## EXTRAIT FOURNI
La bibliothèque centre de documentation du Musée national Reina Sofia
La Bibliothèque Centre de documentation du Musée National Reina Sofia de Madrid est spécialisée dans l'art du XXe siècle. Ouverte à tout public, disposant de budgets assez conséquents pour le pays, elle a fait le choix d'être à la fois bibliothèque et centre de documentation, refusant cette distinction. La plus grande partie des tâches a dû être effectuée par du personnel vacataire temporaire. La bibliothèque a réalisé un vidéodisque et compte mettre ses catalogues sur CD-ROM et les diffuser sur le réseau espagnol en vidéotex.
The Centro de Arte Reina Sofia Library and Documentation Center is specialized in the XXth century art. Open to anybody, it has had high enough budgets and decided to be both a library and a documentation center, denying a too strong difference between these two services. Most of the job has had to be done by temporary staff. The library has realized a videodisc and is about to transfer its catalogues on a CD-ROM to serve them on the Spanish videotex network.
Das Bibliothek-Dokumentationszentrum des National-museums Reina Sofia in Madrid ist eine Fachbibliothek für die Kunst des zwanzigsten Jahrhunderts, die der Öffentlichkeit geöffnet wird und über einen für Spanien wichtigen Haushalt verfügt. Sie will in der gleichen Zeit eine Bibliothek und ein Dokumentationszentrum zusammenfassen und weigert sich, über diesen Unterschied Partei zu ergreifen. Die meisten Verwaltungsaufgaben wurden einstweiligen Beamten übertragen. Die Bibliothek hat eine Bildplatte ausgegeben, und hat die Absicht, ihr Katalog durch CD-ROM und Bildschirmtext ins spanische Datennetz zu verbreiten.

## SECTION DES DONNÉES

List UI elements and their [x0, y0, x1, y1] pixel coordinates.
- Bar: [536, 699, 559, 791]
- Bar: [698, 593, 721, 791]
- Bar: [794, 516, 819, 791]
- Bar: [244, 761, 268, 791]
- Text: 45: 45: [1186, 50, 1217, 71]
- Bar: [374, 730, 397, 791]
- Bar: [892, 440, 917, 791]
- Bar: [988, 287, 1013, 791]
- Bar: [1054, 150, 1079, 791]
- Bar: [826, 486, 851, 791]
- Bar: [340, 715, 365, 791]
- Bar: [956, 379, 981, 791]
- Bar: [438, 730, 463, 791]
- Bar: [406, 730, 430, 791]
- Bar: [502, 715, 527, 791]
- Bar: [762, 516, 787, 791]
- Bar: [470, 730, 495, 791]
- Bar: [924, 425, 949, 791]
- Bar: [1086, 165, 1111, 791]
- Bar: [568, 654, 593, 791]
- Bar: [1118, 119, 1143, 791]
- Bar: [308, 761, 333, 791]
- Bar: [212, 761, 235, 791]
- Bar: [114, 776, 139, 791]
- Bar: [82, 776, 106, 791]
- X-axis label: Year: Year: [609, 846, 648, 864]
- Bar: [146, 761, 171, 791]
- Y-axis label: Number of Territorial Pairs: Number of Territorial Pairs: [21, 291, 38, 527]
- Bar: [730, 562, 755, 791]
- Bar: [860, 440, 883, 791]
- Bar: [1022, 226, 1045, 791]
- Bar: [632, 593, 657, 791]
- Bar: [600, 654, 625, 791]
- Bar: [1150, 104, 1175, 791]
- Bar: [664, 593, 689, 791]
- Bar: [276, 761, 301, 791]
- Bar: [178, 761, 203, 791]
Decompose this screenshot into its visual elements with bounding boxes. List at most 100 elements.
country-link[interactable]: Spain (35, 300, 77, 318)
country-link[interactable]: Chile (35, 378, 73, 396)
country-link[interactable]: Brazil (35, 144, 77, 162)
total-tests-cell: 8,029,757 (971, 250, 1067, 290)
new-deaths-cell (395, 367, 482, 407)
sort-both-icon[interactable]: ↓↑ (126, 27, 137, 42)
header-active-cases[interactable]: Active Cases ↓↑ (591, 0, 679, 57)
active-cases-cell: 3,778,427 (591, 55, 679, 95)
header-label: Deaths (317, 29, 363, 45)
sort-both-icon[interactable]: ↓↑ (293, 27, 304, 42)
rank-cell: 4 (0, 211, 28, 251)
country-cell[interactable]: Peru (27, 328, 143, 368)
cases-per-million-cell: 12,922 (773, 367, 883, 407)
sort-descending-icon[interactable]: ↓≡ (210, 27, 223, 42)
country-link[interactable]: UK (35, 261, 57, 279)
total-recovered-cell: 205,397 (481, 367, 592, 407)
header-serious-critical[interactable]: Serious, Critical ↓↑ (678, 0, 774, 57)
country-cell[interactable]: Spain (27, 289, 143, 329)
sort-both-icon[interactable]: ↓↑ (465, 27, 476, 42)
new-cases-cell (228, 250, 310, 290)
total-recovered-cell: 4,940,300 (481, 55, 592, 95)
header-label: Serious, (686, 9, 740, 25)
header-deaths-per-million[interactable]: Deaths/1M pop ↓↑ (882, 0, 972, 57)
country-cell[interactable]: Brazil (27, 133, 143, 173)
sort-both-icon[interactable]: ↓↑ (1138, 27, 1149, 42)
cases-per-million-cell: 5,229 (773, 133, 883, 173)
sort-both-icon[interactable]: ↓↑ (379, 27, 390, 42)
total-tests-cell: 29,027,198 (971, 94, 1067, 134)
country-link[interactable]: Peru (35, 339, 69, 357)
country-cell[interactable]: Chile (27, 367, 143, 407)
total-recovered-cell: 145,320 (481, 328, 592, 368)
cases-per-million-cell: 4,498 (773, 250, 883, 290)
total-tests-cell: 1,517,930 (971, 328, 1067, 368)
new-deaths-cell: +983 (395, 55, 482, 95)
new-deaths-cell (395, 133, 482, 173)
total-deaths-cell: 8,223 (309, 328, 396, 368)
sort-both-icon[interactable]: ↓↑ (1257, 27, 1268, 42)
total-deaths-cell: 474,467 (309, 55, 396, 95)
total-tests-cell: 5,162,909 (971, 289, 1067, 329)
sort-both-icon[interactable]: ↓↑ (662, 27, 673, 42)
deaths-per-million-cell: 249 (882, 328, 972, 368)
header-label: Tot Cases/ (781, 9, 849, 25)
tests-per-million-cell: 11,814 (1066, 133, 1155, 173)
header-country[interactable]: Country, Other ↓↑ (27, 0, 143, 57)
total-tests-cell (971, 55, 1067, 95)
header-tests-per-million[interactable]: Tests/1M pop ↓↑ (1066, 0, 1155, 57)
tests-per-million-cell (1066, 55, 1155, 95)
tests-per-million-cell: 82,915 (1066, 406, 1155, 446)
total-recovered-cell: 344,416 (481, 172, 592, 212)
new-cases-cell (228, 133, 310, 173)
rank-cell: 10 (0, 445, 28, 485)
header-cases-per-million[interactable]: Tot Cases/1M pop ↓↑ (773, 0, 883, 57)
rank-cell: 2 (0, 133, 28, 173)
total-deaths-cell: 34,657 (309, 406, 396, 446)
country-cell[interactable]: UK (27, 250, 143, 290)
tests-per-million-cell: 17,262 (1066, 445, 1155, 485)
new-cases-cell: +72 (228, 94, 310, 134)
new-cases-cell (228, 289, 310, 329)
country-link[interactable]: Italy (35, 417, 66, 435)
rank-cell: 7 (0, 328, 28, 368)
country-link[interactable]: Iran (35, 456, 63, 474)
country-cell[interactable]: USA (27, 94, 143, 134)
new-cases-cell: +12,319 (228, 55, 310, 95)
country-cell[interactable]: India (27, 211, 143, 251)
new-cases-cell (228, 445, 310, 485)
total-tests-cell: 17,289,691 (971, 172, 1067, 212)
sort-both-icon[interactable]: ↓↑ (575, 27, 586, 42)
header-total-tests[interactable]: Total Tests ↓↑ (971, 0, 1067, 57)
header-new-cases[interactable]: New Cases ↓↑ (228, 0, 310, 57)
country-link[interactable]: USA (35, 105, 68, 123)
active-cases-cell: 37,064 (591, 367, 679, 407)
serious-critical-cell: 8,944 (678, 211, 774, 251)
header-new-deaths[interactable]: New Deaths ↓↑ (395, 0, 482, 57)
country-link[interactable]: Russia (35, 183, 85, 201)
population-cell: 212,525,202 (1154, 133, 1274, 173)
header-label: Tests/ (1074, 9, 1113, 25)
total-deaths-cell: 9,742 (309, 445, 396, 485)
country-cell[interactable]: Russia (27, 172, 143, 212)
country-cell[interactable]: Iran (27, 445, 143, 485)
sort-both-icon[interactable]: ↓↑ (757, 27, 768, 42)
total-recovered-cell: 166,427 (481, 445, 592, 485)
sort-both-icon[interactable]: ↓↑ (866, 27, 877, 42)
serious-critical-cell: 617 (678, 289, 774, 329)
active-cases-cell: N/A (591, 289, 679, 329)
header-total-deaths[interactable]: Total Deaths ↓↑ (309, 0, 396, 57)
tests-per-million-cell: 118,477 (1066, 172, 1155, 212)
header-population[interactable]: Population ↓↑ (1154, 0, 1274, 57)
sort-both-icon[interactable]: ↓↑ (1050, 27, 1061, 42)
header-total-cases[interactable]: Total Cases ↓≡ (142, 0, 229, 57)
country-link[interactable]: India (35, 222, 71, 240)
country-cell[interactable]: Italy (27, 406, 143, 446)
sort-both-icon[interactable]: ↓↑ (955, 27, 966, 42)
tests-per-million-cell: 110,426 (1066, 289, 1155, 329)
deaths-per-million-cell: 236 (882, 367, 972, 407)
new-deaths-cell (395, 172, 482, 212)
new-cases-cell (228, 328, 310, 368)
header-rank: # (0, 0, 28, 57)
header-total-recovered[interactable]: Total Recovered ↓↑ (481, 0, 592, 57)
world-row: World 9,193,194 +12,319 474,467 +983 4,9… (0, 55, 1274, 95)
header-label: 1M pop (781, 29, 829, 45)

## VOTRE TÂCHE
Poursuivez, s'il vous plaît, le texte sur la bibliothèque du Musée national Reina Sofia à partir de sa dernière phrase.

## RÉPONSE RÉDIGÉE
Ce n'est un secret pour personne que le système des bibliothèques en Espagne est encore très faible et souffre d'un retard considérable. Formulé ainsi, cela ne devrait pas nous préoccuper excessivement : ce n'est pas le seul domaine où nous avons un retard dû à des conditions historiques et économiques bien connues. Le problème est que notre modeste système de bibliothèques est en retard y compris par rapport à notre niveau de richesse et à la demande et au niveau de lecture des citoyens.
Cette situation n'est ni nouvelle, ni réservée à une orientation politique précise. Je dirais qu'il s'agit de l'un des traits qui définissent la vie culturelle espagnole de ce siècle, si on laisse de côté quelques initiatives fauchées par la guerre civile. Et il faut dire clairement que cette caractéristique est seulement le fait du XXe siècle et non des précédents.
Sur cette toile de fond il ne faut pas espérer à moyen terme des changements importants, structurels, qui placeraient les bibliothèques espagnoles à un niveau comparable à celui d'autres services publics de l'Etat.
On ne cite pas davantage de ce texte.